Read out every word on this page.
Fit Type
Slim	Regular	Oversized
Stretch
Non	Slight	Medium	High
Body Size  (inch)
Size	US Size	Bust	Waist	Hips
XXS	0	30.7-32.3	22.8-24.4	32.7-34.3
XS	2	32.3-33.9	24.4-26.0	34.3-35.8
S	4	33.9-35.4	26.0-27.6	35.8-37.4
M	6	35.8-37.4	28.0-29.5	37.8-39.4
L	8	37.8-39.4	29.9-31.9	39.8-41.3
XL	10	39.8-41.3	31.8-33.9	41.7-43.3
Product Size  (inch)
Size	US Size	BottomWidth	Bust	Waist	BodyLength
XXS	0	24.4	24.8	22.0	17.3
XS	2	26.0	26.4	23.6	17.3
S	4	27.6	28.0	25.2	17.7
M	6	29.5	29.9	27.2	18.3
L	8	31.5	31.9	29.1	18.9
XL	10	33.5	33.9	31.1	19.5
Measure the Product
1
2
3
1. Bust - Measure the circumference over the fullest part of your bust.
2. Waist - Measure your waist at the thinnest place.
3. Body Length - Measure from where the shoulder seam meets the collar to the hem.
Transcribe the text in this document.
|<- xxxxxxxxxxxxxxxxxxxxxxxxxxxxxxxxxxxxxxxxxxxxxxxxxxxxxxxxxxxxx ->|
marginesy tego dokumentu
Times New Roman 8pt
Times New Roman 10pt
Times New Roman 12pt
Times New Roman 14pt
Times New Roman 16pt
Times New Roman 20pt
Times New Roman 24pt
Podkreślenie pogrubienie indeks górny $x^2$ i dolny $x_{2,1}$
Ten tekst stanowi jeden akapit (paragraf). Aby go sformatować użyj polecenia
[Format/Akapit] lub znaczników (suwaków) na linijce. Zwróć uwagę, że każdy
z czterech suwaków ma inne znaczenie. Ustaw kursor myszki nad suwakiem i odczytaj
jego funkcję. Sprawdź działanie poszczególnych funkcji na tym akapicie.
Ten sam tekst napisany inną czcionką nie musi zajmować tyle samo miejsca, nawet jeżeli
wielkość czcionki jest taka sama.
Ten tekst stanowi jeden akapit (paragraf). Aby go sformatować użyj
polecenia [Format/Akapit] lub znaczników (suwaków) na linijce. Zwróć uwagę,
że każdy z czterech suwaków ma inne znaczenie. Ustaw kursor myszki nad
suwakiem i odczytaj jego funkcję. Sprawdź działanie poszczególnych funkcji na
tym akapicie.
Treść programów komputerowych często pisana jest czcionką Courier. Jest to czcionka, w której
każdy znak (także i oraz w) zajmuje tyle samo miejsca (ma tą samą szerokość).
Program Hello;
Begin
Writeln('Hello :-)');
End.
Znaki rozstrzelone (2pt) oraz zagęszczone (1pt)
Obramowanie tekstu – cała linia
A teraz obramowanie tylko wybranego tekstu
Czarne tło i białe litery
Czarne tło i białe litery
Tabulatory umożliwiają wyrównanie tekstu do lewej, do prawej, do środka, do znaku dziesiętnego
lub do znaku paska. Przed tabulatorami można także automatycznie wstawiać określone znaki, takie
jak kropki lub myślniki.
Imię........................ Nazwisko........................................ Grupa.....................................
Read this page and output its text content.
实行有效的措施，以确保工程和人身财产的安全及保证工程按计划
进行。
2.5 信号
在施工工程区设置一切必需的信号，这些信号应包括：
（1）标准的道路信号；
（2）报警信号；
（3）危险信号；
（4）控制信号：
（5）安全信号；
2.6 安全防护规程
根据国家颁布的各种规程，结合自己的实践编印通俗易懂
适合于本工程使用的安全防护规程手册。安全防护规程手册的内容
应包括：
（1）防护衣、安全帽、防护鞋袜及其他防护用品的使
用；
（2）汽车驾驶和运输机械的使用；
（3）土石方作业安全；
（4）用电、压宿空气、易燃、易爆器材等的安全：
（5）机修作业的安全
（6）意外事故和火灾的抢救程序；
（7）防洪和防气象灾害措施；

_REQUEST:_
Copy the lines from the entries above in which the word "funkcję" appears.

_RESULT OF THE TASK:_
jego funkcję. Sprawdź działanie poszczególnych funkcji na tym akapicie.
suwakiem i odczytaj jego funkcję. Sprawdź działanie poszczególnych funkcji na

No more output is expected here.